Task requirements
Find the string "Entities" in the entries and copy each line that has it.

(Data excerpts)
--- START ---

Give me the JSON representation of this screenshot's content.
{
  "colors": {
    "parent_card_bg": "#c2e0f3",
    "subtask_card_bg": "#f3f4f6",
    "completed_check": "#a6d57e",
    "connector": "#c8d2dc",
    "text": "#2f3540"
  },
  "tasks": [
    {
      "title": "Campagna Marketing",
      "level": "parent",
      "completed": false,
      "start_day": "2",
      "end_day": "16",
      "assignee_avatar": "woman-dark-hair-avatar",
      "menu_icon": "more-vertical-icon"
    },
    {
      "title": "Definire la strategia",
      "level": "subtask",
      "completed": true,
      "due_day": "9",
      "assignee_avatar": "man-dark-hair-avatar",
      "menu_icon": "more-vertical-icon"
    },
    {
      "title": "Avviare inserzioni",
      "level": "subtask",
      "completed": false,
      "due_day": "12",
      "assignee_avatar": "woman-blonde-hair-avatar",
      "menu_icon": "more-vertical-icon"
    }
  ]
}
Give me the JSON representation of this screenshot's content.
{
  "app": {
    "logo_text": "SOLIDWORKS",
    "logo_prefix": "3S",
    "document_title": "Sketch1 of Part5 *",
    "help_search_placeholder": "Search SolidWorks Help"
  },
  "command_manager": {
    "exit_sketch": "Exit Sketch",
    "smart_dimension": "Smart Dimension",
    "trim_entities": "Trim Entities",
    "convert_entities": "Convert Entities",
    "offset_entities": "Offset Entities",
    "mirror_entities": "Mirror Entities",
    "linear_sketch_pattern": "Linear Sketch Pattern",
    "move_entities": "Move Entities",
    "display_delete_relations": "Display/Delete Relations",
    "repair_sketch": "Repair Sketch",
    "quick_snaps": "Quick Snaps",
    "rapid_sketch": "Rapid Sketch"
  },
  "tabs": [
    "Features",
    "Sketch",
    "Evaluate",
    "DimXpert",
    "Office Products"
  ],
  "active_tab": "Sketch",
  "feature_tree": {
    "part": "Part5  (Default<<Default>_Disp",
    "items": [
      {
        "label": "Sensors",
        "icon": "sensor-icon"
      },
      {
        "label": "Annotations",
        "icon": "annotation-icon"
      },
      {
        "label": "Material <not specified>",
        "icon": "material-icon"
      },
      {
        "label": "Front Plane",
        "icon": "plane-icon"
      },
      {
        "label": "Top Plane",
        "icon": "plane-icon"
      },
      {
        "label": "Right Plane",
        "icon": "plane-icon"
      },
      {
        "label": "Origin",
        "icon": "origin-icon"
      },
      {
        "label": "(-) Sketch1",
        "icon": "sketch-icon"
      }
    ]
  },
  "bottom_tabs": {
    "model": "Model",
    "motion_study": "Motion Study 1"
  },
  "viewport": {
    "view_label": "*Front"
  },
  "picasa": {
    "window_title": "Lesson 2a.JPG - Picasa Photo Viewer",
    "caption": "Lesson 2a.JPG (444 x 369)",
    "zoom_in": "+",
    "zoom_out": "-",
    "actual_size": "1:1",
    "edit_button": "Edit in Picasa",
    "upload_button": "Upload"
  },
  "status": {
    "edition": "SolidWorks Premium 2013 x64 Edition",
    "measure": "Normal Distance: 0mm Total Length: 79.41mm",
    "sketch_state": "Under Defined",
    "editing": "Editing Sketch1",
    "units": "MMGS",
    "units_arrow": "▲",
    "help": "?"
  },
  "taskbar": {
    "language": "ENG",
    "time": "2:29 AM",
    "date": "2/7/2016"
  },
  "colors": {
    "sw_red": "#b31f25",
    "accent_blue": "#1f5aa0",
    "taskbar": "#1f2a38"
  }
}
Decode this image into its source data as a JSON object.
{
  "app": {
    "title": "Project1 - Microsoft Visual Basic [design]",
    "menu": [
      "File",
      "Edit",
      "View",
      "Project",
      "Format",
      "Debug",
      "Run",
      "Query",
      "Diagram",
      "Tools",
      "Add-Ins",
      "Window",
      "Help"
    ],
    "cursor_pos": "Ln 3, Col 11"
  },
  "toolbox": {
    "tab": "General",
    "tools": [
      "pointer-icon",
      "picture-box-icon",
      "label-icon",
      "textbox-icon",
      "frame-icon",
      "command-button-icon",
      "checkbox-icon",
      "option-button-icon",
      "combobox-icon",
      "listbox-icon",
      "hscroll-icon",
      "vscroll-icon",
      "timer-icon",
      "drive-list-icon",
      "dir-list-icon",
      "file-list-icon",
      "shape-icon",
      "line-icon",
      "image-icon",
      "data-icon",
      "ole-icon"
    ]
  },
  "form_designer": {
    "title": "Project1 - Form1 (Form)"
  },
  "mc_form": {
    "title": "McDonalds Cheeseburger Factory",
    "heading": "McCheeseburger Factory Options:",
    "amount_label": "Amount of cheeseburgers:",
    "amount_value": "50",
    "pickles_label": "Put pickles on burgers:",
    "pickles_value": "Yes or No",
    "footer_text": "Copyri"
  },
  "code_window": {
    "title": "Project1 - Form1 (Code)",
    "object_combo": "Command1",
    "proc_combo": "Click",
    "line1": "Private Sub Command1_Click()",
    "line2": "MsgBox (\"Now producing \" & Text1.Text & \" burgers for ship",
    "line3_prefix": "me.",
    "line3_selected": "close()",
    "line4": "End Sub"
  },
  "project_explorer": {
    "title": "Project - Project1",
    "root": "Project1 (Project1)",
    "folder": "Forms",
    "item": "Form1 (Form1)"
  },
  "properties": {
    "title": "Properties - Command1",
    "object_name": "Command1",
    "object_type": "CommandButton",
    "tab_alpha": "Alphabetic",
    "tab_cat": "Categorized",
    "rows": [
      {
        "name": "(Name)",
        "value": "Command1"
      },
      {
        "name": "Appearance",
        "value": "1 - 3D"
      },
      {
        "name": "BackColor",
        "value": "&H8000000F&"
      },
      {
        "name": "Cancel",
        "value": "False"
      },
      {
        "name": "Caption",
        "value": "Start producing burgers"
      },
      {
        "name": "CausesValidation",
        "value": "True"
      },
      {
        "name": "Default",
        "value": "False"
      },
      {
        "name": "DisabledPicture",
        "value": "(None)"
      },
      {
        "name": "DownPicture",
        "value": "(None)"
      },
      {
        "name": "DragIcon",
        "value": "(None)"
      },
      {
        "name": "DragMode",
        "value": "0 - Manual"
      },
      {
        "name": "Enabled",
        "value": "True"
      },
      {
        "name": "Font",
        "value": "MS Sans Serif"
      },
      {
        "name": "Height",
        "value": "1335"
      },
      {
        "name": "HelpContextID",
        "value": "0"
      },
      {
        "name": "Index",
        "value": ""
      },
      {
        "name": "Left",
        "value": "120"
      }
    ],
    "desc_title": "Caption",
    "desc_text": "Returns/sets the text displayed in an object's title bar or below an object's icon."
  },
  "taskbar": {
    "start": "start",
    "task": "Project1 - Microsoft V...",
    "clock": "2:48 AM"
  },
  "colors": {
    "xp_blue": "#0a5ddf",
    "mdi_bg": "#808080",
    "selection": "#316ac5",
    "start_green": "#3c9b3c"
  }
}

--- END ---

Result of this exercise
    "trim_entities": "Trim Entities",
    "convert_entities": "Convert Entities",
    "offset_entities": "Offset Entities",
    "mirror_entities": "Mirror Entities",
    "move_entities": "Move Entities",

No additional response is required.